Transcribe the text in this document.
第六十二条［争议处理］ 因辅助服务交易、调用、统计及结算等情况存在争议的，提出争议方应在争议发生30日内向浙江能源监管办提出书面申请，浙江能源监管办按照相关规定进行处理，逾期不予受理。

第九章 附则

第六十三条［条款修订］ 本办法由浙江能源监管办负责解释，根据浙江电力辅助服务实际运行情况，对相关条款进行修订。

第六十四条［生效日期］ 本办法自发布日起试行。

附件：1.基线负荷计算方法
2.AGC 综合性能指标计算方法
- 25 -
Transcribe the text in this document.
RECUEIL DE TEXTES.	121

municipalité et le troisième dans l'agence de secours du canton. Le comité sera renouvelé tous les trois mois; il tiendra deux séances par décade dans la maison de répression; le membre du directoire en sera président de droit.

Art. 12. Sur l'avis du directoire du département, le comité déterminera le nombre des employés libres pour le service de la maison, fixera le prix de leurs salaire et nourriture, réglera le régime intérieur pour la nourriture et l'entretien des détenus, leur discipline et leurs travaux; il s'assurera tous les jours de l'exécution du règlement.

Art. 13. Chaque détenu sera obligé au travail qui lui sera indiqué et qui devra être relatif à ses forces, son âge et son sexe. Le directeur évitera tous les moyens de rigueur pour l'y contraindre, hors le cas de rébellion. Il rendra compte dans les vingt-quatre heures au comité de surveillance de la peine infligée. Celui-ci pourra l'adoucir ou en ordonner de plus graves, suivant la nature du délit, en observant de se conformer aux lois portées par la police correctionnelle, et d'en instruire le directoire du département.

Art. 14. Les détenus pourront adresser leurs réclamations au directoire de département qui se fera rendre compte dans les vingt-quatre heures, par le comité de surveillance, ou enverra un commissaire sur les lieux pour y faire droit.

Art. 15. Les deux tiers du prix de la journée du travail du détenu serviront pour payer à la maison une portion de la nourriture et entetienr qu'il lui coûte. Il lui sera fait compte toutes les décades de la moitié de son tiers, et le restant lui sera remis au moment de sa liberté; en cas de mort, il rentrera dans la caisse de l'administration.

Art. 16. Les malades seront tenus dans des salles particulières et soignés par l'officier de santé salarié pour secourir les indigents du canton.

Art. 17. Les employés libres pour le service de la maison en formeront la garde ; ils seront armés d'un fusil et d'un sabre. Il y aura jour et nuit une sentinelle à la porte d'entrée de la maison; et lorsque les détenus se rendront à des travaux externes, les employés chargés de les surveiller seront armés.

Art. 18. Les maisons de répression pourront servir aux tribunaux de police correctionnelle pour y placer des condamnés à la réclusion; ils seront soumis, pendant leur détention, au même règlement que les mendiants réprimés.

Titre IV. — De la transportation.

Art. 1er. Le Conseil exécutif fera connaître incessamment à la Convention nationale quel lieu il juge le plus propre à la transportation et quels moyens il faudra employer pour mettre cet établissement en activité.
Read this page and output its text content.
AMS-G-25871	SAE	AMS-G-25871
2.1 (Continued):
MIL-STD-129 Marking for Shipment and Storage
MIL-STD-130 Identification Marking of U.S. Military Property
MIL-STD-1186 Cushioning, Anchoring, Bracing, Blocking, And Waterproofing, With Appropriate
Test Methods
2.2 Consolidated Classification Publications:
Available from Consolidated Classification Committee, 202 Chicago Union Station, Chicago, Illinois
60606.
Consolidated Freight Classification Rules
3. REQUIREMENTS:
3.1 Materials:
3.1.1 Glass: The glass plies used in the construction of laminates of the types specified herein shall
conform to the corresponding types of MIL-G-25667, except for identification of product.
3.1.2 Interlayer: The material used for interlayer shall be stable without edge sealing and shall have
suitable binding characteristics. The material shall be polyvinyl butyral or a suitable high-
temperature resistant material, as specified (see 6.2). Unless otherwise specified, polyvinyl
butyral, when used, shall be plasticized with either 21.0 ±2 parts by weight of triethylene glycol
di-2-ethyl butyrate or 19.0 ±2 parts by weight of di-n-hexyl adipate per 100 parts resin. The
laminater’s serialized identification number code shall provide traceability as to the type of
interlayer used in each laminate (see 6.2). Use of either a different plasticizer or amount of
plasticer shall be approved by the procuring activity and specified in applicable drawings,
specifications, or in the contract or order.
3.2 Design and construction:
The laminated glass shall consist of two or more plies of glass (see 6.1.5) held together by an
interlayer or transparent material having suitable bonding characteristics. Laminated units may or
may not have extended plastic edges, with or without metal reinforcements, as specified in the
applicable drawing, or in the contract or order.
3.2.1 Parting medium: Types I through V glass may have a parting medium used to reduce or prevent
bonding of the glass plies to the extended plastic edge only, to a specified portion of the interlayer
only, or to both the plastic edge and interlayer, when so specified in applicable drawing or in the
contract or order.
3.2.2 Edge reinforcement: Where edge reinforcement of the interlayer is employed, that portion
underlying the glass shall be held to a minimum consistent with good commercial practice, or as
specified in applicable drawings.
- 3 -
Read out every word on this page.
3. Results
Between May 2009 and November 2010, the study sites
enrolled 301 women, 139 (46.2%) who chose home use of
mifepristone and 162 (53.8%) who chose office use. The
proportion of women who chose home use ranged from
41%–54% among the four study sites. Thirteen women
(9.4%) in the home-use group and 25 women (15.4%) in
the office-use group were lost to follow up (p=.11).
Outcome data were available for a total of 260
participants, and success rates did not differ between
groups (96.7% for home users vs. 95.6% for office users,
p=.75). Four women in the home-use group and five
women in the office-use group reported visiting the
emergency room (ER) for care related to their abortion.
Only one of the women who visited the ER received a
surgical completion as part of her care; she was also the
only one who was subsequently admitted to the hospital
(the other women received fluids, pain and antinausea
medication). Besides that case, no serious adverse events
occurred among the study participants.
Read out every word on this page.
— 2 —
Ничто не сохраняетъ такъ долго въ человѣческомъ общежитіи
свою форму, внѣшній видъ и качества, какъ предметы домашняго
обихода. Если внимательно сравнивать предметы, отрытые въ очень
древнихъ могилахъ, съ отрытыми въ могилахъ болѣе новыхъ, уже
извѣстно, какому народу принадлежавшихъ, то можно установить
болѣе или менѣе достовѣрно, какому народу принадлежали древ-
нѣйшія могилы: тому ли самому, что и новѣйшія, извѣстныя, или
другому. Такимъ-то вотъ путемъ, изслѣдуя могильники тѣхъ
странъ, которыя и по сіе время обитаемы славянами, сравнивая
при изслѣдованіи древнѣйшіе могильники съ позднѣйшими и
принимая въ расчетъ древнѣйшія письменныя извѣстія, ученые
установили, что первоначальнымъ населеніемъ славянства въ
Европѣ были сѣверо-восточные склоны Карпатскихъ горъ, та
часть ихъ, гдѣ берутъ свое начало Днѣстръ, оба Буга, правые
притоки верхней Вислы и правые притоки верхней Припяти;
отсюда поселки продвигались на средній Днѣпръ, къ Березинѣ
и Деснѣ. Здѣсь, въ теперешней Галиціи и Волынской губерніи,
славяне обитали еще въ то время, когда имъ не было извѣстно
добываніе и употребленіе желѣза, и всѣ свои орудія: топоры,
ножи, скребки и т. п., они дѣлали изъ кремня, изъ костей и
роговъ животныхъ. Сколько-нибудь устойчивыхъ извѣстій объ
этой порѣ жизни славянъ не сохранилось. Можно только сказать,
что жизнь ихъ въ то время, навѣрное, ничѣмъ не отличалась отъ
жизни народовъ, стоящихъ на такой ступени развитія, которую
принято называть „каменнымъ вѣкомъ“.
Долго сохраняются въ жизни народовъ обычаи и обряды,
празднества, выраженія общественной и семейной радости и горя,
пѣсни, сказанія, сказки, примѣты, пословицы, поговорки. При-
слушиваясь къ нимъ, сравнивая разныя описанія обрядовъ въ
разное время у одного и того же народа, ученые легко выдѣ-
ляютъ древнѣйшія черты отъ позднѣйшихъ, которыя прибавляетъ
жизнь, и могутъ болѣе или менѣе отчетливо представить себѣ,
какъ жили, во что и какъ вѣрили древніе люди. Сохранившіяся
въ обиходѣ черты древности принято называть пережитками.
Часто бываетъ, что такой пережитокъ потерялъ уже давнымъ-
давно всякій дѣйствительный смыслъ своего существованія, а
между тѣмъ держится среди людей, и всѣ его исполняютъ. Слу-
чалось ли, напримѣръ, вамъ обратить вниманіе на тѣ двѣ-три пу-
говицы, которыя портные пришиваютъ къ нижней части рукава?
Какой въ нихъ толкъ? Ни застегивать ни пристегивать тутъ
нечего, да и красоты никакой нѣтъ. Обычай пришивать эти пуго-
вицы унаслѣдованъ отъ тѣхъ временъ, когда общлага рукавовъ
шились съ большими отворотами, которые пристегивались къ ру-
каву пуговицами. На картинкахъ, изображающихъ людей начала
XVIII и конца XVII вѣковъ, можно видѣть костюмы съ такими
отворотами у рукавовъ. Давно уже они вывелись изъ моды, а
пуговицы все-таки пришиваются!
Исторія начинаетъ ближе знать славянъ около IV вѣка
========================================================================
> TASK DETAILS:
Select the lines that carry the string "правые" and copy them.

> THE REPLY:
часть ихъ, гдѣ берутъ свое начало Днѣстръ, оба Буга, правые
притоки верхней Вислы и правые притоки верхней Припяти;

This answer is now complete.